# [Source data]
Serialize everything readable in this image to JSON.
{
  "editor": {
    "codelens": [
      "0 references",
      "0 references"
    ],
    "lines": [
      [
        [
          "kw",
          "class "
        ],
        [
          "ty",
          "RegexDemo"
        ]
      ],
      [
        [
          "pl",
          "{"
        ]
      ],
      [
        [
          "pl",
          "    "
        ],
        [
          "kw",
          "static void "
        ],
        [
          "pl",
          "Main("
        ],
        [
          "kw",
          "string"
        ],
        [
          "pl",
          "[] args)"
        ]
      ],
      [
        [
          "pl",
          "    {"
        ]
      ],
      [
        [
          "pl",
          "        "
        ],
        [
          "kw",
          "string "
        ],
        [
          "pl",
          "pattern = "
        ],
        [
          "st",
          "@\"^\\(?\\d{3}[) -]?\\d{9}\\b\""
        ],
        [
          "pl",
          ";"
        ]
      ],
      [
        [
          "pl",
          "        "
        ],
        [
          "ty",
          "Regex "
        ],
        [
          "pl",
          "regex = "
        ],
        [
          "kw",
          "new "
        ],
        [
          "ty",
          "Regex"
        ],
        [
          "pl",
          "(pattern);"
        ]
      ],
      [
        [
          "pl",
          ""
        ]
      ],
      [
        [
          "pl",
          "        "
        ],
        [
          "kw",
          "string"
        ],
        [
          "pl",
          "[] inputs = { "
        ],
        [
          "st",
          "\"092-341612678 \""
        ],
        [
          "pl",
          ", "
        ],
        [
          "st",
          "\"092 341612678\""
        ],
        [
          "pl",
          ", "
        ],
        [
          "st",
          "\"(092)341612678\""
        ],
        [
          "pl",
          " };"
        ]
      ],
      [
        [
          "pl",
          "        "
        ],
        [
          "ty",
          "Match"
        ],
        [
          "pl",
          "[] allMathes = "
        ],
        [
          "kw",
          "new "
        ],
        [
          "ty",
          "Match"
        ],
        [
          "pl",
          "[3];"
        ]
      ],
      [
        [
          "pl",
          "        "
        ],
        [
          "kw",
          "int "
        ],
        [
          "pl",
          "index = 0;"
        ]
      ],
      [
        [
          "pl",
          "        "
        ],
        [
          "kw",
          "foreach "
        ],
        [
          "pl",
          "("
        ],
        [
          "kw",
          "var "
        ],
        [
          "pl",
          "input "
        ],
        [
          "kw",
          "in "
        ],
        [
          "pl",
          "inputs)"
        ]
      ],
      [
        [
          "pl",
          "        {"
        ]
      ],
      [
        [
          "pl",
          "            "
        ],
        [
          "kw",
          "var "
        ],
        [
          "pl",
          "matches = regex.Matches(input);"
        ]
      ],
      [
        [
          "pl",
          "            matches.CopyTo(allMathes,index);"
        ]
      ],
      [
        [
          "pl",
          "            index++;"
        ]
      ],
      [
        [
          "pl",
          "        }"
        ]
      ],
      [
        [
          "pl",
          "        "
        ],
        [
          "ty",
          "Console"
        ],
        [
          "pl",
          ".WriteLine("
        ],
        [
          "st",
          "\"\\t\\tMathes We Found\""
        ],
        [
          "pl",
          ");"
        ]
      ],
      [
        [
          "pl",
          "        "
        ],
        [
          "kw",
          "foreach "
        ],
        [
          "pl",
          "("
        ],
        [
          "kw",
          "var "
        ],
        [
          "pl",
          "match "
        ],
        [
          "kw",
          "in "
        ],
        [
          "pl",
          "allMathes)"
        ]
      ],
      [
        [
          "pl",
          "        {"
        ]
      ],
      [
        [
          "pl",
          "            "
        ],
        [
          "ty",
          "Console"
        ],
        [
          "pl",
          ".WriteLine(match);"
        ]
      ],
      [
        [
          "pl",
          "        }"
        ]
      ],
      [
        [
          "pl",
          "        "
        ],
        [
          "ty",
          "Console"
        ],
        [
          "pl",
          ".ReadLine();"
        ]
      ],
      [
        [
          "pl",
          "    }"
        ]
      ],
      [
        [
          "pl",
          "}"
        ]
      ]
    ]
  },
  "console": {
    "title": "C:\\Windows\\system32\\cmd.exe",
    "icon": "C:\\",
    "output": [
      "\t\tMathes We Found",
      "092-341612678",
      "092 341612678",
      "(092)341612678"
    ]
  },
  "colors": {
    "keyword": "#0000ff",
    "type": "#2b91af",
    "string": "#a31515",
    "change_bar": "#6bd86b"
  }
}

# [Task goal]
Write out the whole listing exactly.

# [Correct result]
Serialize everything readable in this image to JSON.
{
  "editor": {
    "codelens": [
      "0 references",
      "0 references"
    ],
    "lines": [
      [
        [
          "kw",
          "class "
        ],
        [
          "ty",
          "RegexDemo"
        ]
      ],
      [
        [
          "pl",
          "{"
        ]
      ],
      [
        [
          "pl",
          "    "
        ],
        [
          "kw",
          "static void "
        ],
        [
          "pl",
          "Main("
        ],
        [
          "kw",
          "string"
        ],
        [
          "pl",
          "[] args)"
        ]
      ],
      [
        [
          "pl",
          "    {"
        ]
      ],
      [
        [
          "pl",
          "        "
        ],
        [
          "kw",
          "string "
        ],
        [
          "pl",
          "pattern = "
        ],
        [
          "st",
          "@\"^\\(?\\d{3}[) -]?\\d{9}\\b\""
        ],
        [
          "pl",
          ";"
        ]
      ],
      [
        [
          "pl",
          "        "
        ],
        [
          "ty",
          "Regex "
        ],
        [
          "pl",
          "regex = "
        ],
        [
          "kw",
          "new "
        ],
        [
          "ty",
          "Regex"
        ],
        [
          "pl",
          "(pattern);"
        ]
      ],
      [
        [
          "pl",
          ""
        ]
      ],
      [
        [
          "pl",
          "        "
        ],
        [
          "kw",
          "string"
        ],
        [
          "pl",
          "[] inputs = { "
        ],
        [
          "st",
          "\"092-341612678 \""
        ],
        [
          "pl",
          ", "
        ],
        [
          "st",
          "\"092 341612678\""
        ],
        [
          "pl",
          ", "
        ],
        [
          "st",
          "\"(092)341612678\""
        ],
        [
          "pl",
          " };"
        ]
      ],
      [
        [
          "pl",
          "        "
        ],
        [
          "ty",
          "Match"
        ],
        [
          "pl",
          "[] allMathes = "
        ],
        [
          "kw",
          "new "
        ],
        [
          "ty",
          "Match"
        ],
        [
          "pl",
          "[3];"
        ]
      ],
      [
        [
          "pl",
          "        "
        ],
        [
          "kw",
          "int "
        ],
        [
          "pl",
          "index = 0;"
        ]
      ],
      [
        [
          "pl",
          "        "
        ],
        [
          "kw",
          "foreach "
        ],
        [
          "pl",
          "("
        ],
        [
          "kw",
          "var "
        ],
        [
          "pl",
          "input "
        ],
        [
          "kw",
          "in "
        ],
        [
          "pl",
          "inputs)"
        ]
      ],
      [
        [
          "pl",
          "        {"
        ]
      ],
      [
        [
          "pl",
          "            "
        ],
        [
          "kw",
          "var "
        ],
        [
          "pl",
          "matches = regex.Matches(input);"
        ]
      ],
      [
        [
          "pl",
          "            matches.CopyTo(allMathes,index);"
        ]
      ],
      [
        [
          "pl",
          "            index++;"
        ]
      ],
      [
        [
          "pl",
          "        }"
        ]
      ],
      [
        [
          "pl",
          "        "
        ],
        [
          "ty",
          "Console"
        ],
        [
          "pl",
          ".WriteLine("
        ],
        [
          "st",
          "\"\\t\\tMathes We Found\""
        ],
        [
          "pl",
          ");"
        ]
      ],
      [
        [
          "pl",
          "        "
        ],
        [
          "kw",
          "foreach "
        ],
        [
          "pl",
          "("
        ],
        [
          "kw",
          "var "
        ],
        [
          "pl",
          "match "
        ],
        [
          "kw",
          "in "
        ],
        [
          "pl",
          "allMathes)"
        ]
      ],
      [
        [
          "pl",
          "        {"
        ]
      ],
      [
        [
          "pl",
          "            "
        ],
        [
          "ty",
          "Console"
        ],
        [
          "pl",
          ".WriteLine(match);"
        ]
      ],
      [
        [
          "pl",
          "        }"
        ]
      ],
      [
        [
          "pl",
          "        "
        ],
        [
          "ty",
          "Console"
        ],
        [
          "pl",
          ".ReadLine();"
        ]
      ],
      [
        [
          "pl",
          "    }"
        ]
      ],
      [
        [
          "pl",
          "}"
        ]
      ]
    ]
  },
  "console": {
    "title": "C:\\Windows\\system32\\cmd.exe",
    "icon": "C:\\",
    "output": [
      "\t\tMathes We Found",
      "092-341612678",
      "092 341612678",
      "(092)341612678"
    ]
  },
  "colors": {
    "keyword": "#0000ff",
    "type": "#2b91af",
    "string": "#a31515",
    "change_bar": "#6bd86b"
  }
}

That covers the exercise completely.